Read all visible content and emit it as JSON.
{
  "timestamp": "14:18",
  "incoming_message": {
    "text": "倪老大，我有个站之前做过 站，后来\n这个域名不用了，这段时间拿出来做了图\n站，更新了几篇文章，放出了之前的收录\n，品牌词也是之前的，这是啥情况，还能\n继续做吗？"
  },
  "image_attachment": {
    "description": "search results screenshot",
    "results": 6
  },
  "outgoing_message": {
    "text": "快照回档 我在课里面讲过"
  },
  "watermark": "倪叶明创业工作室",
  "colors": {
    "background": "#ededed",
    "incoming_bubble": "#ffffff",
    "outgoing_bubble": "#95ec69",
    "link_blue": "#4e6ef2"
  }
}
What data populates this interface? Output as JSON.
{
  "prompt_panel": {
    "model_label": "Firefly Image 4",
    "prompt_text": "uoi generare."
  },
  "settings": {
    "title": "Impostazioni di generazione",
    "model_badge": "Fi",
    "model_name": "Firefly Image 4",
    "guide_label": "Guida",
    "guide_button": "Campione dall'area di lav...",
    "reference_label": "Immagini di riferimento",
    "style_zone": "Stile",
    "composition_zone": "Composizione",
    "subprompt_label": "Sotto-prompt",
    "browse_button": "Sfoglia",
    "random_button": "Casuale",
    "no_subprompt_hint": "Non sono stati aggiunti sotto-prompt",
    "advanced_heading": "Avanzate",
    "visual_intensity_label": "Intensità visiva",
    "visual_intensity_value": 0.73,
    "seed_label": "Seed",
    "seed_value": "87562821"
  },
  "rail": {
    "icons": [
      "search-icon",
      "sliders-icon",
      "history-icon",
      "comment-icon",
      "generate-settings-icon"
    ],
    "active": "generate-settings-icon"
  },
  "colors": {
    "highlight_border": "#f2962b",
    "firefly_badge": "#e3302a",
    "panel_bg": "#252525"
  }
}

**Goal**
Reproduce only the lines between the line containing "What data populates" and the last line of the records, those two lines included, exactly.

**Exercise answer**
What data populates this interface? Output as JSON.
{
  "prompt_panel": {
    "model_label": "Firefly Image 4",
    "prompt_text": "uoi generare."
  },
  "settings": {
    "title": "Impostazioni di generazione",
    "model_badge": "Fi",
    "model_name": "Firefly Image 4",
    "guide_label": "Guida",
    "guide_button": "Campione dall'area di lav...",
    "reference_label": "Immagini di riferimento",
    "style_zone": "Stile",
    "composition_zone": "Composizione",
    "subprompt_label": "Sotto-prompt",
    "browse_button": "Sfoglia",
    "random_button": "Casuale",
    "no_subprompt_hint": "Non sono stati aggiunti sotto-prompt",
    "advanced_heading": "Avanzate",
    "visual_intensity_label": "Intensità visiva",
    "visual_intensity_value": 0.73,
    "seed_label": "Seed",
    "seed_value": "87562821"
  },
  "rail": {
    "icons": [
      "search-icon",
      "sliders-icon",
      "history-icon",
      "comment-icon",
      "generate-settings-icon"
    ],
    "active": "generate-settings-icon"
  },
  "colors": {
    "highlight_border": "#f2962b",
    "firefly_badge": "#e3302a",
    "panel_bg": "#252525"
  }
}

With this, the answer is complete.